Give the number of lines holding the string "transazione" and nothing more.

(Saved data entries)
========

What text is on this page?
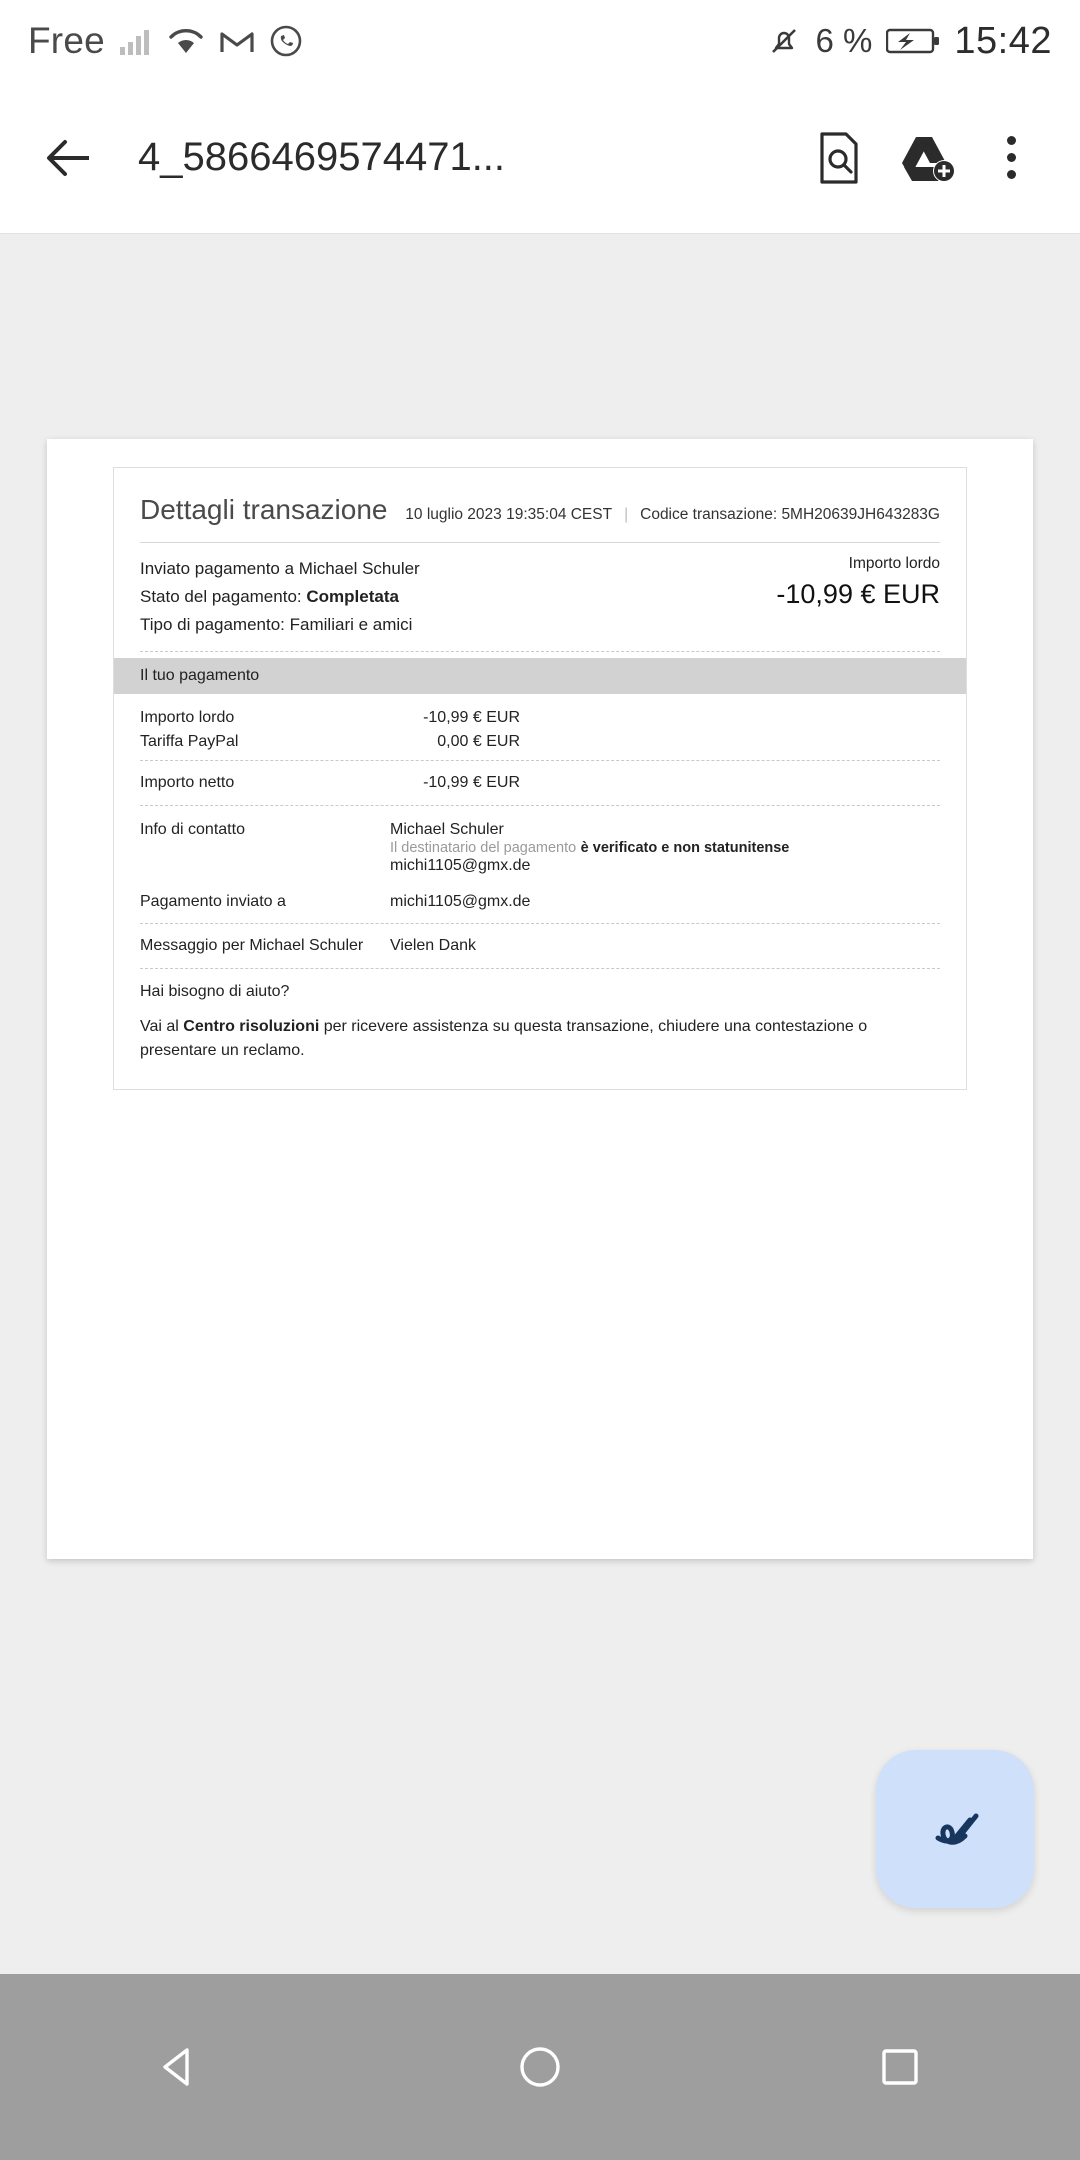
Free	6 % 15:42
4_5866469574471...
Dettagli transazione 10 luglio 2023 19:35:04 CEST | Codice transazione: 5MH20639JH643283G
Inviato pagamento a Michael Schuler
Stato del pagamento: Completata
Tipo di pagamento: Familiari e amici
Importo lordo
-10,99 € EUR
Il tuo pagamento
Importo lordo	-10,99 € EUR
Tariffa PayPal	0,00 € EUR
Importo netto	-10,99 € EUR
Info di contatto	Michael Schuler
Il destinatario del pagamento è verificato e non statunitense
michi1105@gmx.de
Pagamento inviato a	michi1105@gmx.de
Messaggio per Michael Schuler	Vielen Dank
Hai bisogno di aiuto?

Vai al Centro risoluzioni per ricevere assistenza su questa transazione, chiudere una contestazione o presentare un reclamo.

========

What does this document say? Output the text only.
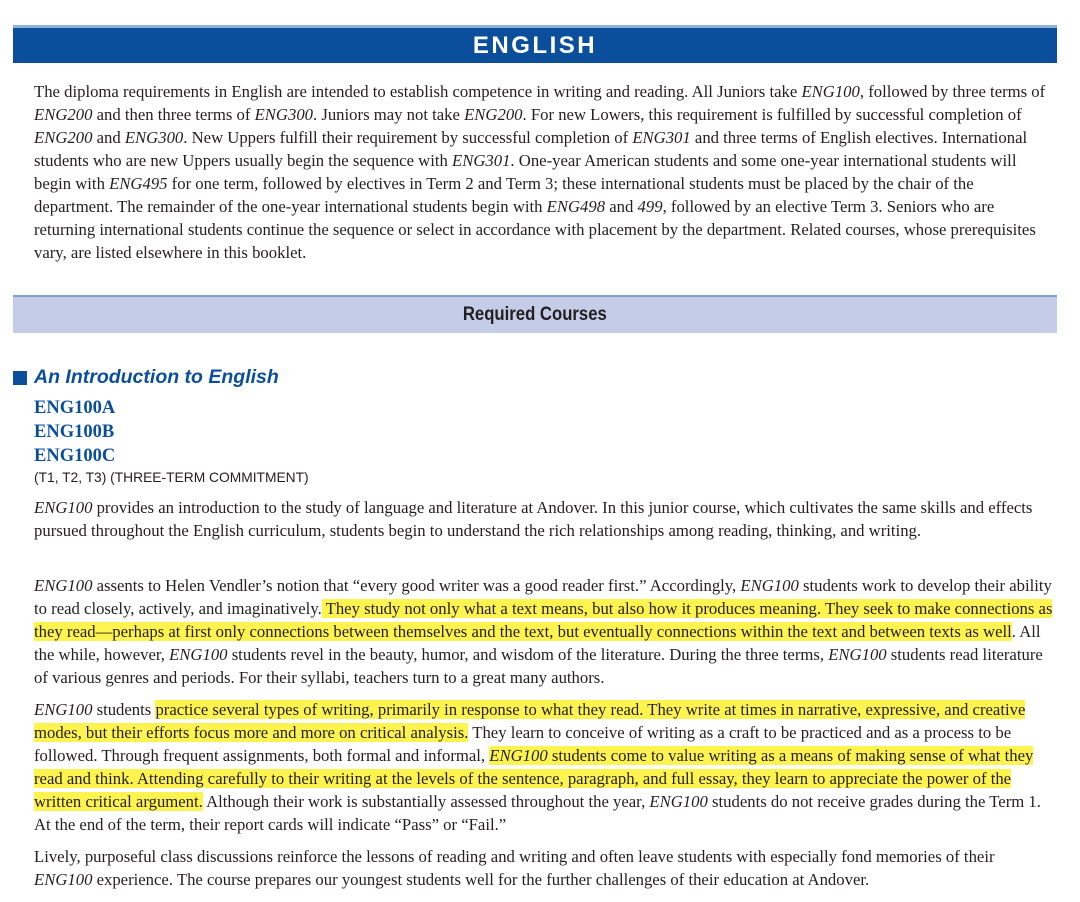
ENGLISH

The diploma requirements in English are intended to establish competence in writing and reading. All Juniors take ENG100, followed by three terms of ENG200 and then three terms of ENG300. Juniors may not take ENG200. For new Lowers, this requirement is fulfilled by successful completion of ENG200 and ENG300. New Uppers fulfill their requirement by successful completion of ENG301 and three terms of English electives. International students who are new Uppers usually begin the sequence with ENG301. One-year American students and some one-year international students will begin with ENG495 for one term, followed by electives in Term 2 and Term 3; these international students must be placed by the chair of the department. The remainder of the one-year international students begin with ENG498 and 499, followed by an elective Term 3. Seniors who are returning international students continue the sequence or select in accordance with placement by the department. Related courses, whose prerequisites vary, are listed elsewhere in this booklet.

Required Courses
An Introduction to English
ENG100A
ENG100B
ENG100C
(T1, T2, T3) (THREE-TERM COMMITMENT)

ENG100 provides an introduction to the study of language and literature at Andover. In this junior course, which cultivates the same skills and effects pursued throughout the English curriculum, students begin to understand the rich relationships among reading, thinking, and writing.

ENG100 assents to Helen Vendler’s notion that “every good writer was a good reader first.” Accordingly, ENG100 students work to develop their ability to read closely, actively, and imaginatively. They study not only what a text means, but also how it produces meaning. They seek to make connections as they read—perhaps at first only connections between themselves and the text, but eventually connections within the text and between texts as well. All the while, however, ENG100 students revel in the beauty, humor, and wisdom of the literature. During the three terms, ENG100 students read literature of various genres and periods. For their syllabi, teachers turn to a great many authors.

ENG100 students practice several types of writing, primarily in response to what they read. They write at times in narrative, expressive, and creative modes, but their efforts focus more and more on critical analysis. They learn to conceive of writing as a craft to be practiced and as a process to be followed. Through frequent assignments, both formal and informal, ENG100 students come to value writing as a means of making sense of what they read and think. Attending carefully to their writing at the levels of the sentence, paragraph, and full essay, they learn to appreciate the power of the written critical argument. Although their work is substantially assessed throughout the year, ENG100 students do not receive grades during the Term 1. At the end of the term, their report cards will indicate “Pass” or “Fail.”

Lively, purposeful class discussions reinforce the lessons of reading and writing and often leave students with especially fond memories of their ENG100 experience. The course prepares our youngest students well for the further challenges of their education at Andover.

========

== EXERCISE SOLUTION ==
2